Task directions: In the entries below, identify every line with the string "Fred" and copy it.

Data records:
════════════════

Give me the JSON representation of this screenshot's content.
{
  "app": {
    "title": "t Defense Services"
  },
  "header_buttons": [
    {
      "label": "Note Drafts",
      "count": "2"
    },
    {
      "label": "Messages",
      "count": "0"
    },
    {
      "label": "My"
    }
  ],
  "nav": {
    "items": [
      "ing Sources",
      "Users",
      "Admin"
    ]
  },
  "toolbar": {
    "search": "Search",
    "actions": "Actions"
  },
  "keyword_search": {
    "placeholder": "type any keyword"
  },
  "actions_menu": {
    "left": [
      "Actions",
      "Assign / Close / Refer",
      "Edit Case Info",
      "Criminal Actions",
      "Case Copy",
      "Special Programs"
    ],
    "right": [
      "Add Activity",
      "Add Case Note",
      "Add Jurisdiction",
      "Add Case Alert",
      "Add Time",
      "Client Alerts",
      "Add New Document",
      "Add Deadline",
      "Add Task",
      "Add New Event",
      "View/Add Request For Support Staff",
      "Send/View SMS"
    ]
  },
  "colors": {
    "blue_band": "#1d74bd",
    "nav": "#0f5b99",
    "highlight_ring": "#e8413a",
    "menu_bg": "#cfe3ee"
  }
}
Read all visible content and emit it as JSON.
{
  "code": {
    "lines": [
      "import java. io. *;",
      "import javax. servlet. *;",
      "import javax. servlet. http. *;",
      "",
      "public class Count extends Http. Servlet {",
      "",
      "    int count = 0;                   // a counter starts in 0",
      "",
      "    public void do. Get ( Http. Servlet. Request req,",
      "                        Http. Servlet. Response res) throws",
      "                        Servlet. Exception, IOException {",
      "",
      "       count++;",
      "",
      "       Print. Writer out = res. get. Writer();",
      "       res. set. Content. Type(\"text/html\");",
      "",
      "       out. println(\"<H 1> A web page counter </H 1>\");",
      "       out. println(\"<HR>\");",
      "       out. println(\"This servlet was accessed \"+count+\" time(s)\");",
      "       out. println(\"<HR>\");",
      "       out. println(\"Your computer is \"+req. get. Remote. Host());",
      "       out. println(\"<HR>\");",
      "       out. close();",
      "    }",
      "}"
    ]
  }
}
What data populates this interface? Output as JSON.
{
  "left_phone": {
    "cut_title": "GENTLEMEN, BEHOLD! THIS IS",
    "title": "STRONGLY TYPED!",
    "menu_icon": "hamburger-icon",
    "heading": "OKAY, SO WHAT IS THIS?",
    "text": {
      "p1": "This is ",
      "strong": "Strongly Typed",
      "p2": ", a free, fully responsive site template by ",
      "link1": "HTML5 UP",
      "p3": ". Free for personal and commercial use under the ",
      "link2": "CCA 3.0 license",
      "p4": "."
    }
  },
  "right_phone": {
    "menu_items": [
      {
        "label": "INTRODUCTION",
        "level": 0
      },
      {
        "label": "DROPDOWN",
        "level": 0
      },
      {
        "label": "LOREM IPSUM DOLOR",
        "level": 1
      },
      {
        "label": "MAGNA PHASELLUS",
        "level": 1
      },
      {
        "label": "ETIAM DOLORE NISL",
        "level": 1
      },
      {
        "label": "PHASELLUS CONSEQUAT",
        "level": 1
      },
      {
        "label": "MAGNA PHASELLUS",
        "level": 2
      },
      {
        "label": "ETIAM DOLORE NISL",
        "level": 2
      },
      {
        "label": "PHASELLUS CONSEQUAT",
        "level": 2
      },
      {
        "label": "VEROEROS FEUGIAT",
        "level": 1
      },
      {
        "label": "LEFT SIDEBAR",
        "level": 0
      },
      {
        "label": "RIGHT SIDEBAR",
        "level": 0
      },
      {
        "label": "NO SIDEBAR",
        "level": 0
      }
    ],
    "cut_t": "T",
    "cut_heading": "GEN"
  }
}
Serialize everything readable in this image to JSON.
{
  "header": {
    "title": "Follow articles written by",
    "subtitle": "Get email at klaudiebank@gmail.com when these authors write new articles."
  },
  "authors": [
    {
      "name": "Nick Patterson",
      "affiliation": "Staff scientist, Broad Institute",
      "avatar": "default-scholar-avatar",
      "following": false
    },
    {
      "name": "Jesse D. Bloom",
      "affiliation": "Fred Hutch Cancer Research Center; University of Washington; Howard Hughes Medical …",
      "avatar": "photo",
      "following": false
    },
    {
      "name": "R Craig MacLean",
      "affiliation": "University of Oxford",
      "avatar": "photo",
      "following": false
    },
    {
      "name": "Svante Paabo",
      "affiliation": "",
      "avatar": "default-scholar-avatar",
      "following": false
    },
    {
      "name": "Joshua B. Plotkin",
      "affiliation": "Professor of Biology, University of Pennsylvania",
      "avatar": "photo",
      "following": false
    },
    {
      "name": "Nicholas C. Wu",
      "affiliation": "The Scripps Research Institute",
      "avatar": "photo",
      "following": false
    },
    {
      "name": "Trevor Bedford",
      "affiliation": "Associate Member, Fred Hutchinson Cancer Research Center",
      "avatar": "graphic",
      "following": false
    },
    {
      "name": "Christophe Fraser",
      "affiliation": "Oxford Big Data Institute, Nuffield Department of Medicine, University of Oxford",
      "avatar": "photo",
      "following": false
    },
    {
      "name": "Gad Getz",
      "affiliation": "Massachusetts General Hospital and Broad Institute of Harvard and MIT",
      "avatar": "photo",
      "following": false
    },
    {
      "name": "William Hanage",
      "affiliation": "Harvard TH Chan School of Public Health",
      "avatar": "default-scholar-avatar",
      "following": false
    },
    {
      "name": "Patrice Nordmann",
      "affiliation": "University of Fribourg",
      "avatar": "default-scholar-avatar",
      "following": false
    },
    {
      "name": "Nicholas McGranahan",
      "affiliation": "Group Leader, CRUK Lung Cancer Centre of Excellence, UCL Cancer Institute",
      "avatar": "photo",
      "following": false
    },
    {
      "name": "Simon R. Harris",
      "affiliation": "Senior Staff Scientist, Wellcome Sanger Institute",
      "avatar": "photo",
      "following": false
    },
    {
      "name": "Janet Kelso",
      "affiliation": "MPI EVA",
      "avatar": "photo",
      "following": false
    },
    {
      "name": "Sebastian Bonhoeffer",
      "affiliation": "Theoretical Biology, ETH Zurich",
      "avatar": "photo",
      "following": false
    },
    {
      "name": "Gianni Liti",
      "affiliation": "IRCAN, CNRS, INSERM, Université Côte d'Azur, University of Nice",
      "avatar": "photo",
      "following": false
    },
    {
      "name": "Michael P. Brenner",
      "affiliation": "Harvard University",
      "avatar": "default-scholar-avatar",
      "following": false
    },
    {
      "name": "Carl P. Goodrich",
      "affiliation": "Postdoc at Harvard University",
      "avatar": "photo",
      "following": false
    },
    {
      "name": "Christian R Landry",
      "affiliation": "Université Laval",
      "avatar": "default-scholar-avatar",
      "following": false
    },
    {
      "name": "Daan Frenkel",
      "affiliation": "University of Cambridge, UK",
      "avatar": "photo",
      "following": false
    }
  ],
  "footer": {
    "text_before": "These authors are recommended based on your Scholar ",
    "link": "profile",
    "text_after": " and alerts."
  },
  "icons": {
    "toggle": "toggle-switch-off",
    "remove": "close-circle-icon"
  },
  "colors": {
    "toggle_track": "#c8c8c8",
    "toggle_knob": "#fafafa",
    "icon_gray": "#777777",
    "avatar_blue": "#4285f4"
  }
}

════════════════

Output for this exercise:
      "affiliation": "Fred Hutch Cancer Research Center; University of Washington; Howard Hughes Medical …",
      "affiliation": "Associate Member, Fred Hutchinson Cancer Research Center",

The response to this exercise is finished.